### PROBLEM
No images are to be carried over; print all other material exactly as it stands.

### GIVEN DATA
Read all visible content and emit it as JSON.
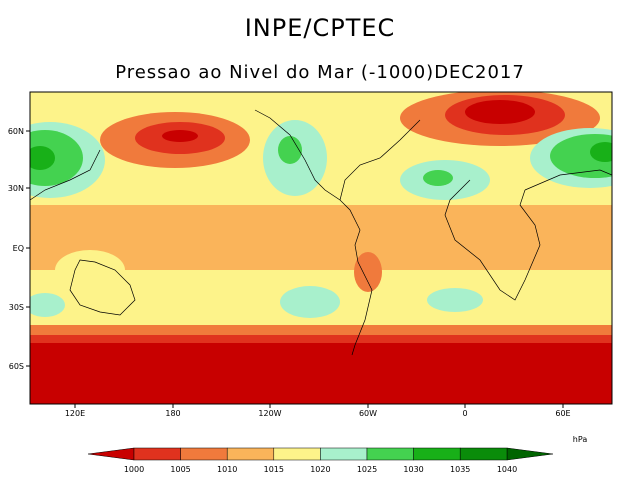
{
  "header": {
    "org": "INPE/CPTEC",
    "subtitle": "Pressao ao Nivel do Mar (-1000)DEC2017"
  },
  "map": {
    "lat_ticks": [
      "60N",
      "30N",
      "EQ",
      "30S",
      "60S"
    ],
    "lon_ticks": [
      "120E",
      "180",
      "120W",
      "60W",
      "0",
      "60E"
    ]
  },
  "colorbar": {
    "unit": "hPa",
    "labels": [
      "1000",
      "1005",
      "1010",
      "1015",
      "1020",
      "1025",
      "1030",
      "1035",
      "1040"
    ],
    "colors": [
      "#c80000",
      "#e0321e",
      "#f07a3c",
      "#fab45a",
      "#fdf38a",
      "#a8f0cc",
      "#44d250",
      "#18b018",
      "#0a8c0a",
      "#006400"
    ]
  }
}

### FINAL ANSWER
Read all visible content and emit it as JSON.
{
  "header": {
    "org": "INPE/CPTEC",
    "subtitle": "Pressao ao Nivel do Mar (-1000)DEC2017"
  },
  "map": {
    "lat_ticks": [
      "60N",
      "30N",
      "EQ",
      "30S",
      "60S"
    ],
    "lon_ticks": [
      "120E",
      "180",
      "120W",
      "60W",
      "0",
      "60E"
    ]
  },
  "colorbar": {
    "unit": "hPa",
    "labels": [
      "1000",
      "1005",
      "1010",
      "1015",
      "1020",
      "1025",
      "1030",
      "1035",
      "1040"
    ],
    "colors": [
      "#c80000",
      "#e0321e",
      "#f07a3c",
      "#fab45a",
      "#fdf38a",
      "#a8f0cc",
      "#44d250",
      "#18b018",
      "#0a8c0a",
      "#006400"
    ]
  }
}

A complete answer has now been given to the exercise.